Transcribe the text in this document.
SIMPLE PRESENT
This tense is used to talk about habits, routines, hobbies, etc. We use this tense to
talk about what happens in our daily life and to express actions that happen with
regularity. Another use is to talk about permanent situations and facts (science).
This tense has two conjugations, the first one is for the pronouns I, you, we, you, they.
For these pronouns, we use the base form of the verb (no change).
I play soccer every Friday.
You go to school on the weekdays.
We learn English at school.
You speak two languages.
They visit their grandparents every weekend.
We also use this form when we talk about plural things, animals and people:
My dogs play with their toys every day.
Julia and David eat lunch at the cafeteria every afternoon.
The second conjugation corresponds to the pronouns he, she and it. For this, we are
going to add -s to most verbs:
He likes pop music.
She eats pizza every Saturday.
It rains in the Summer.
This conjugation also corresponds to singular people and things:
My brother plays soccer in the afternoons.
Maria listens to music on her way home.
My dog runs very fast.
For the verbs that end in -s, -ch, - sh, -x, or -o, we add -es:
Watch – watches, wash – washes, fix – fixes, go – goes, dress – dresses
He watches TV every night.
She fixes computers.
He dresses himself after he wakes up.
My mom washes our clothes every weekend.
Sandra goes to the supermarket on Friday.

-- -- --

→ **Exercise**: Transcribe the material above word for word.

→ **Task answer**:
Transcribe the text in this document.
SIMPLE PRESENT
This tense is used to talk about habits, routines, hobbies, etc. We use this tense to
talk about what happens in our daily life and to express actions that happen with
regularity. Another use is to talk about permanent situations and facts (science).
This tense has two conjugations, the first one is for the pronouns I, you, we, you, they.
For these pronouns, we use the base form of the verb (no change).
I play soccer every Friday.
You go to school on the weekdays.
We learn English at school.
You speak two languages.
They visit their grandparents every weekend.
We also use this form when we talk about plural things, animals and people:
My dogs play with their toys every day.
Julia and David eat lunch at the cafeteria every afternoon.
The second conjugation corresponds to the pronouns he, she and it. For this, we are
going to add -s to most verbs:
He likes pop music.
She eats pizza every Saturday.
It rains in the Summer.
This conjugation also corresponds to singular people and things:
My brother plays soccer in the afternoons.
Maria listens to music on her way home.
My dog runs very fast.
For the verbs that end in -s, -ch, - sh, -x, or -o, we add -es:
Watch – watches, wash – washes, fix – fixes, go – goes, dress – dresses
He watches TV every night.
She fixes computers.
He dresses himself after he wakes up.
My mom washes our clothes every weekend.
Sandra goes to the supermarket on Friday.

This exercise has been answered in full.